■ **Available data**:
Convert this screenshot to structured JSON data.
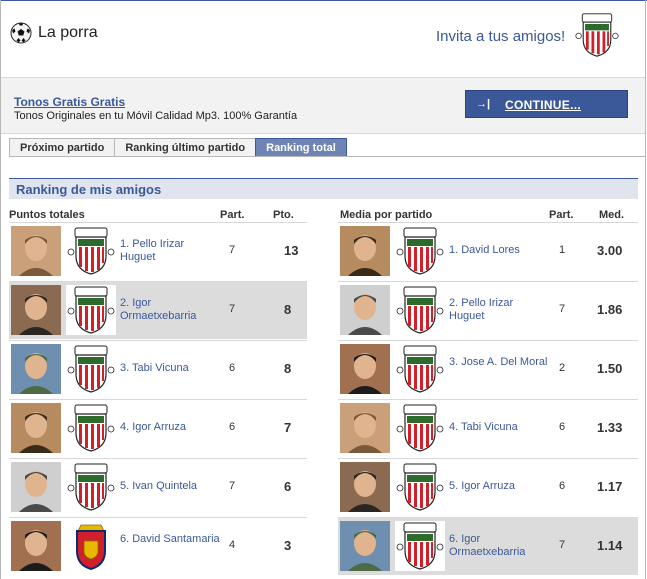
{
  "header": {
    "title": "La porra",
    "invite": "Invita a tus amigos!",
    "crest_text": "ATHLETIC CLUB"
  },
  "ad": {
    "title": "Tonos Gratis Gratis",
    "text": "Tonos Originales en tu Móvil Calidad Mp3. 100% Garantía",
    "button": "CONTINUE...",
    "button_icon": "arrow-to-line-icon"
  },
  "tabs": [
    {
      "label": "Próximo partido",
      "active": false
    },
    {
      "label": "Ranking último partido",
      "active": false
    },
    {
      "label": "Ranking total",
      "active": true
    }
  ],
  "section": {
    "title": "Ranking de mis amigos"
  },
  "left": {
    "header_main": "Puntos totales",
    "header_part": "Part.",
    "header_score": "Pto.",
    "rows": [
      {
        "name": "1. Pello Irizar Huguet",
        "part": "7",
        "score": "13",
        "highlighted": false,
        "crest": "athletic"
      },
      {
        "name": "2. Igor Ormaetxebarria",
        "part": "7",
        "score": "8",
        "highlighted": true,
        "crest": "athletic"
      },
      {
        "name": "3. Tabi Vicuna",
        "part": "6",
        "score": "8",
        "highlighted": false,
        "crest": "athletic"
      },
      {
        "name": "4. Igor Arruza",
        "part": "6",
        "score": "7",
        "highlighted": false,
        "crest": "athletic"
      },
      {
        "name": "5. Ivan Quintela",
        "part": "7",
        "score": "6",
        "highlighted": false,
        "crest": "athletic"
      },
      {
        "name": "6. David Santamaria",
        "part": "4",
        "score": "3",
        "highlighted": false,
        "crest": "osasuna"
      }
    ]
  },
  "right": {
    "header_main": "Media por partido",
    "header_part": "Part.",
    "header_score": "Med.",
    "rows": [
      {
        "name": "1. David Lores",
        "part": "1",
        "score": "3.00",
        "highlighted": false,
        "crest": "athletic"
      },
      {
        "name": "2. Pello Irizar Huguet",
        "part": "7",
        "score": "1.86",
        "highlighted": false,
        "crest": "athletic"
      },
      {
        "name": "3. Jose A. Del Moral",
        "part": "2",
        "score": "1.50",
        "highlighted": false,
        "crest": "athletic"
      },
      {
        "name": "4. Tabi Vicuna",
        "part": "6",
        "score": "1.33",
        "highlighted": false,
        "crest": "athletic"
      },
      {
        "name": "5. Igor Arruza",
        "part": "6",
        "score": "1.17",
        "highlighted": false,
        "crest": "athletic"
      },
      {
        "name": "6. Igor Ormaetxebarria",
        "part": "7",
        "score": "1.14",
        "highlighted": true,
        "crest": "athletic"
      }
    ]
  },
  "colors": {
    "brand": "#3b5998",
    "tab_active": "#6d84b4",
    "section_bg": "#dfe4ee",
    "row_highlight": "#dcdcdc",
    "crest_red": "#d0202a"
  }
}
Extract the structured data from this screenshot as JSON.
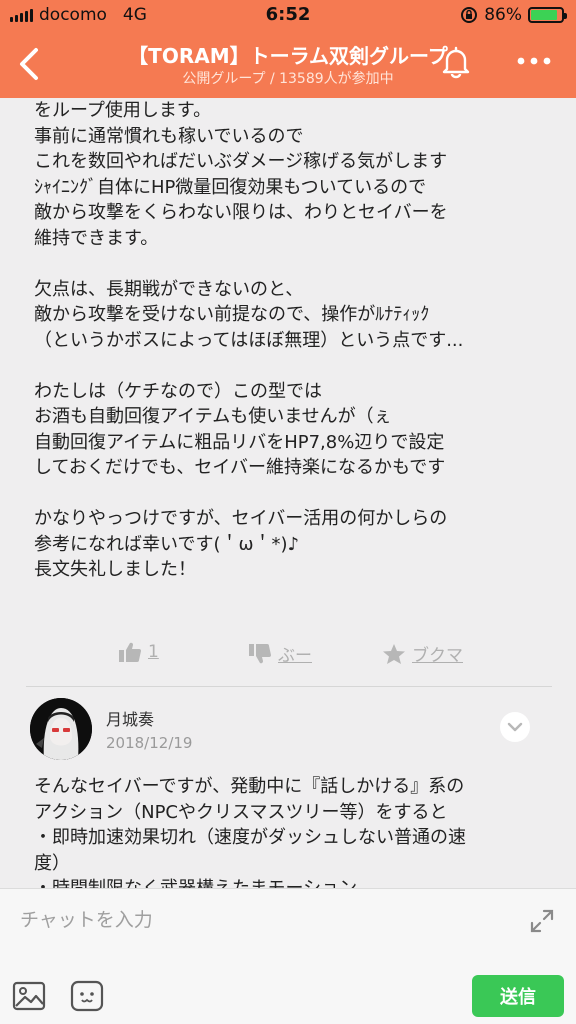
{
  "status_bar": {
    "carrier": "docomo",
    "network": "4G",
    "time": "6:52",
    "battery": "86%",
    "battery_level": 0.86
  },
  "header": {
    "title": "【TORAM】トーラム双剣グループ",
    "subtitle": "公開グループ / 13589人が参加中"
  },
  "post": {
    "text": "をループ使用します。\n事前に通常慣れも稼いでいるので\nこれを数回やればだいぶダメージ稼げる気がします\nｼｬｲﾆﾝｸﾞ自体にHP微量回復効果もついているので\n敵から攻撃をくらわない限りは、わりとセイバーを\n維持できます。\n\n欠点は、長期戦ができないのと、\n敵から攻撃を受けない前提なので、操作がﾙﾅﾃｨｯｸ\n（というかボスによってはほぼ無理）という点です...\n\nわたしは（ケチなので）この型では\nお酒も自動回復アイテムも使いませんが（ぇ\n自動回復アイテムに粗品リバをHP7,8%辺りで設定\nしておくだけでも、セイバー維持楽になるかもです\n\nかなりやっつけですが、セイバー活用の何かしらの\n参考になれば幸いです(＇ω＇*)♪\n長文失礼しました！",
    "like_count": "1",
    "boo_label": "ぶー",
    "bookmark_label": "ブクマ"
  },
  "comment": {
    "author": "月城奏",
    "date": "2018/12/19",
    "text": "そんなセイバーですが、発動中に『話しかける』系の\nアクション（NPCやクリスマスツリー等）をすると\n・即時加速効果切れ（速度がダッシュしない普通の速\n度）\n・時間制限なく武器構えたまモーション"
  },
  "input_bar": {
    "placeholder": "チャットを入力",
    "send_label": "送信"
  },
  "colors": {
    "header_bg": "#f57a52",
    "send_bg": "#3ac856",
    "battery_fill": "#3cd255"
  }
}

■ **Work to be completed**: Transcribe each entry precisely as given, leaving the pictures out.

■ **Solution for this exercise**:
Convert this screenshot to structured JSON data.
{
  "header": {
    "title": "La porra",
    "invite": "Invita a tus amigos!",
    "crest_text": "ATHLETIC CLUB"
  },
  "ad": {
    "title": "Tonos Gratis Gratis",
    "text": "Tonos Originales en tu Móvil Calidad Mp3. 100% Garantía",
    "button": "CONTINUE...",
    "button_icon": "arrow-to-line-icon"
  },
  "tabs": [
    {
      "label": "Próximo partido",
      "active": false
    },
    {
      "label": "Ranking último partido",
      "active": false
    },
    {
      "label": "Ranking total",
      "active": true
    }
  ],
  "section": {
    "title": "Ranking de mis amigos"
  },
  "left": {
    "header_main": "Puntos totales",
    "header_part": "Part.",
    "header_score": "Pto.",
    "rows": [
      {
        "name": "1. Pello Irizar Huguet",
        "part": "7",
        "score": "13",
        "highlighted": false,
        "crest": "athletic"
      },
      {
        "name": "2. Igor Ormaetxebarria",
        "part": "7",
        "score": "8",
        "highlighted": true,
        "crest": "athletic"
      },
      {
        "name": "3. Tabi Vicuna",
        "part": "6",
        "score": "8",
        "highlighted": false,
        "crest": "athletic"
      },
      {
        "name": "4. Igor Arruza",
        "part": "6",
        "score": "7",
        "highlighted": false,
        "crest": "athletic"
      },
      {
        "name": "5. Ivan Quintela",
        "part": "7",
        "score": "6",
        "highlighted": false,
        "crest": "athletic"
      },
      {
        "name": "6. David Santamaria",
        "part": "4",
        "score": "3",
        "highlighted": false,
        "crest": "osasuna"
      }
    ]
  },
  "right": {
    "header_main": "Media por partido",
    "header_part": "Part.",
    "header_score": "Med.",
    "rows": [
      {
        "name": "1. David Lores",
        "part": "1",
        "score": "3.00",
        "highlighted": false,
        "crest": "athletic"
      },
      {
        "name": "2. Pello Irizar Huguet",
        "part": "7",
        "score": "1.86",
        "highlighted": false,
        "crest": "athletic"
      },
      {
        "name": "3. Jose A. Del Moral",
        "part": "2",
        "score": "1.50",
        "highlighted": false,
        "crest": "athletic"
      },
      {
        "name": "4. Tabi Vicuna",
        "part": "6",
        "score": "1.33",
        "highlighted": false,
        "crest": "athletic"
      },
      {
        "name": "5. Igor Arruza",
        "part": "6",
        "score": "1.17",
        "highlighted": false,
        "crest": "athletic"
      },
      {
        "name": "6. Igor Ormaetxebarria",
        "part": "7",
        "score": "1.14",
        "highlighted": true,
        "crest": "athletic"
      }
    ]
  },
  "colors": {
    "brand": "#3b5998",
    "tab_active": "#6d84b4",
    "section_bg": "#dfe4ee",
    "row_highlight": "#dcdcdc",
    "crest_red": "#d0202a"
  }
}
Extract the structured data from this screenshot as JSON.
{
  "status_bar": {
    "carrier": "docomo",
    "network": "4G",
    "time": "6:52",
    "battery": "86%",
    "battery_level": 0.86
  },
  "header": {
    "title": "【TORAM】トーラム双剣グループ",
    "subtitle": "公開グループ / 13589人が参加中"
  },
  "post": {
    "text": "をループ使用します。\n事前に通常慣れも稼いでいるので\nこれを数回やればだいぶダメージ稼げる気がします\nｼｬｲﾆﾝｸﾞ自体にHP微量回復効果もついているので\n敵から攻撃をくらわない限りは、わりとセイバーを\n維持できます。\n\n欠点は、長期戦ができないのと、\n敵から攻撃を受けない前提なので、操作がﾙﾅﾃｨｯｸ\n（というかボスによってはほぼ無理）という点です...\n\nわたしは（ケチなので）この型では\nお酒も自動回復アイテムも使いませんが（ぇ\n自動回復アイテムに粗品リバをHP7,8%辺りで設定\nしておくだけでも、セイバー維持楽になるかもです\n\nかなりやっつけですが、セイバー活用の何かしらの\n参考になれば幸いです(＇ω＇*)♪\n長文失礼しました！",
    "like_count": "1",
    "boo_label": "ぶー",
    "bookmark_label": "ブクマ"
  },
  "comment": {
    "author": "月城奏",
    "date": "2018/12/19",
    "text": "そんなセイバーですが、発動中に『話しかける』系の\nアクション（NPCやクリスマスツリー等）をすると\n・即時加速効果切れ（速度がダッシュしない普通の速\n度）\n・時間制限なく武器構えたまモーション"
  },
  "input_bar": {
    "placeholder": "チャットを入力",
    "send_label": "送信"
  },
  "colors": {
    "header_bg": "#f57a52",
    "send_bg": "#3ac856",
    "battery_fill": "#3cd255"
  }
}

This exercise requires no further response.